Widersprüchliche Anforderungen

Je nach Organisation des Wertschöpfungsprozesses und Gestaltung der Anreizsysteme besteht die Gefahr, dass der Abbau von Hierarchie widersprüchliche Anforderungen immer weniger strukturell auffängt, und die bestehenden Konflikte auf unteren Hie­rarchieebenen «en passant» zu lösen sind. Je mehr sich die Anreizsysteme dann an kurzfristigem Erfolg und Wettbewerb orientieren, um­so mehr bergen sie das Risiko, «Systeme permanenter Bewährung» zu schaffen. Selbstständigkeit – oft verstanden als ein «kümmere dich selbst darum» – stösst vielfach auf ein «Du stehst ja im Wett­bewerb zu anderen». In solchen Arbeits- oder Auftragsverhältnissen ist der Einzelne gefordert, seine «Vertragsverlängerung» und Zugehörigkeiten durch kurzfristige individuelle Erfolge immer wieder zu erneuern (Kämpf 2015). Das «Selbst» wird unter Umständen zum «Joker»: Autonomie im Hinblick auf zu erbringende Leistung wird gewährt, aber nicht unbedingt zur Mitdefinition der zu ihrer Erstellung notwendigen Ressourcen.

Die permanente Konfrontation mit widersprüchlichen Anforderungen und die Notwendigkeit, sie ad hoc zu bewältigen, können auf die Dauer zur Auszehrung der Betroffenen führen. Dies gilt sowohl innerhalb bestehender Organisationen als auch für Mitarbeitende, die innerhalb von Netzwerkbeziehungen Leistungen erbringen. Auch ist die Entwicklung von Vertrauen – was als Erfolgsfaktor für die Umsetzung von Industrie 4.0 gilt – in permanent widersprüchlichen Situationen nahezu unmöglich.

Vor diesem Hintergrund bergen auch Einsatzmöglichkeiten neuer Technologien besondere Risiken, selbst wenn sie an sich die Übernahme von Eigenverantwortung ermöglichen sollen, wie zum Beispiel das Tracken der Leistung.

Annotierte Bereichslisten
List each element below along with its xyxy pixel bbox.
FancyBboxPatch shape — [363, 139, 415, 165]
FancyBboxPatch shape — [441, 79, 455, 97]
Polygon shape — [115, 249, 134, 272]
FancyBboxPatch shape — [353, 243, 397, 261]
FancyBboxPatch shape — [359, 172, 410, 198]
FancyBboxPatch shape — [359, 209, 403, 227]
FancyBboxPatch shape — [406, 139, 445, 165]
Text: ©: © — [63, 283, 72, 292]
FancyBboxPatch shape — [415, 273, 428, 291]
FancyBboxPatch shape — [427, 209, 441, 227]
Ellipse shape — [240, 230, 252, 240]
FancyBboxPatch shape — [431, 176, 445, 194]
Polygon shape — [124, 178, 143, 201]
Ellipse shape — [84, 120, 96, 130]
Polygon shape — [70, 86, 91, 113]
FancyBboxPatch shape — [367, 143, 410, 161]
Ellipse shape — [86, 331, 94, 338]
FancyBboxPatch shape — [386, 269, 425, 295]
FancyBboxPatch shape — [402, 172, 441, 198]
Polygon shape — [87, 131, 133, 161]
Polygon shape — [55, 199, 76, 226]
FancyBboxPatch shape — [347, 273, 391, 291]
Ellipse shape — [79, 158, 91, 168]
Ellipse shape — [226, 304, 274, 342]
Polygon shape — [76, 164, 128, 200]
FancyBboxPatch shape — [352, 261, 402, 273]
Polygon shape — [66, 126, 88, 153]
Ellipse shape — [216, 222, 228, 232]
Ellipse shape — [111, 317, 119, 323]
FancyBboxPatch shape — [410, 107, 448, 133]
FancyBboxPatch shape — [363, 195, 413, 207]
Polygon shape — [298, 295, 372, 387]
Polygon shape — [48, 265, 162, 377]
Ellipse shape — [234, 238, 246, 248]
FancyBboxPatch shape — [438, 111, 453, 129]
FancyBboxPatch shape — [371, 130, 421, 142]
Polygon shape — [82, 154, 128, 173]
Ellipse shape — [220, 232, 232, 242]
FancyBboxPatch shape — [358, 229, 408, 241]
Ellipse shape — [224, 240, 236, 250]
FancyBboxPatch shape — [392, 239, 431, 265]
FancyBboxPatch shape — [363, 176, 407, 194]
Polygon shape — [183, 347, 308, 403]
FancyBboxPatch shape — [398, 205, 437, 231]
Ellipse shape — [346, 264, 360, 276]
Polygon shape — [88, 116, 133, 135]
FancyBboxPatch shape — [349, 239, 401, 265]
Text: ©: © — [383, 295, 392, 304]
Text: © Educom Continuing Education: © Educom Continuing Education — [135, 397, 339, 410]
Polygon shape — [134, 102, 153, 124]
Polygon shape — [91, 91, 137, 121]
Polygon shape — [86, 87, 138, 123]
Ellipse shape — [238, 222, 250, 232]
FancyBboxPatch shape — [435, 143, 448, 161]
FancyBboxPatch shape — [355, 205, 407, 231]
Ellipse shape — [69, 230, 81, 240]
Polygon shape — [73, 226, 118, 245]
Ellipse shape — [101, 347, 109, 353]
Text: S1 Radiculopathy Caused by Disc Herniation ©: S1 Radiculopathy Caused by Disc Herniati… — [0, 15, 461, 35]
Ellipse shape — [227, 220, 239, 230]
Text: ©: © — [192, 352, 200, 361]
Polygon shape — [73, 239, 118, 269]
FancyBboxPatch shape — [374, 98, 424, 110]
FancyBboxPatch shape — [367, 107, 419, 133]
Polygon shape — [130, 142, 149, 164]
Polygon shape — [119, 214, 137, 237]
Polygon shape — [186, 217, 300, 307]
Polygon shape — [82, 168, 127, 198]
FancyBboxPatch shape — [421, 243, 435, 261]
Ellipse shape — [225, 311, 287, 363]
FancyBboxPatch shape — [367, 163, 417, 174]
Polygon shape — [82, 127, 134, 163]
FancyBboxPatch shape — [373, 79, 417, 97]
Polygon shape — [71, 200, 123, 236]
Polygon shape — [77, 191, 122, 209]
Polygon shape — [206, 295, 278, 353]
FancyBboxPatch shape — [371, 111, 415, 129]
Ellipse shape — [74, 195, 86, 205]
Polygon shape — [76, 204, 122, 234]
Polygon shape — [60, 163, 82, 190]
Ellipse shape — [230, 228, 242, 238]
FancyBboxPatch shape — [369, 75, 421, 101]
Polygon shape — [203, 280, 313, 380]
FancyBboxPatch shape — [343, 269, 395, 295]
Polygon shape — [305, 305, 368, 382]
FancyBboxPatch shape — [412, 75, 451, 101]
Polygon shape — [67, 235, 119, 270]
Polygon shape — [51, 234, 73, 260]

Aufgabenstellung
1 – Beantworten Sie anhand des Textes über widersprüchliche Anforderungen die folgenden Fragen:
(a) Was wird unter Umständen zum «Joker»?
(b) Was gilt als Erfolgsfaktor für die Umsetzung von Industrie 4.0?
(c) Welches Beispiel nennt der Text für eine neue Technologie, die die Übernahme von Eigenverantwortung ermöglichen soll?
2 – Führen Sie den Text über widersprüchliche Anforderungen im gleichen Stil nach seinem letzten Satz weiter.

Antworten
1 –
(a) Das «Selbst».
(b) Die Entwicklung von Vertrauen.
(c) Das Tracken der Leistung.

2 –
Es erfordert keine Kontrollkultur, um dysfunktionale Wirkungen zu erzeugen. Hoher Wettbewerbsdruck um Aufträge zum Erhalt der eigenen Position führt dazu, dass man sich freiwillig selbst kontrolliert. Und wenn nötig auch andere, zum Beispiel mit Kooperationssoftware. Wahlfreiheit, wie sie im Hinblick auf Kontrolle oder Selbstverantwortung bisweilen unterstellt wird, besteht angesichts bestehender Spielregeln des «Doing Business» tatsächlich oft nicht.

Bemerkenswert ist dabei, dass der Einzelne die zunehmende Einschränkung der eigenen Entscheidungsfreiheit durch Systeme vielfach nicht wahrnimmt, sondern sie unter Umständen sogar als «Selbststeigerung» erlebt. Problematisch ist aber die Verdrängung des inhaltlichen Sinns der Arbeit durch Selbstbeobachtung und -übertrumpfen. Ausserdem sind Unternehmen Inkubatoren für Praktiken, die nach und nach auch in der Gesellschaft als «normal» erlebt werden, sogenannte «shifting baselines» (Pfeiffer 2015, S. 7).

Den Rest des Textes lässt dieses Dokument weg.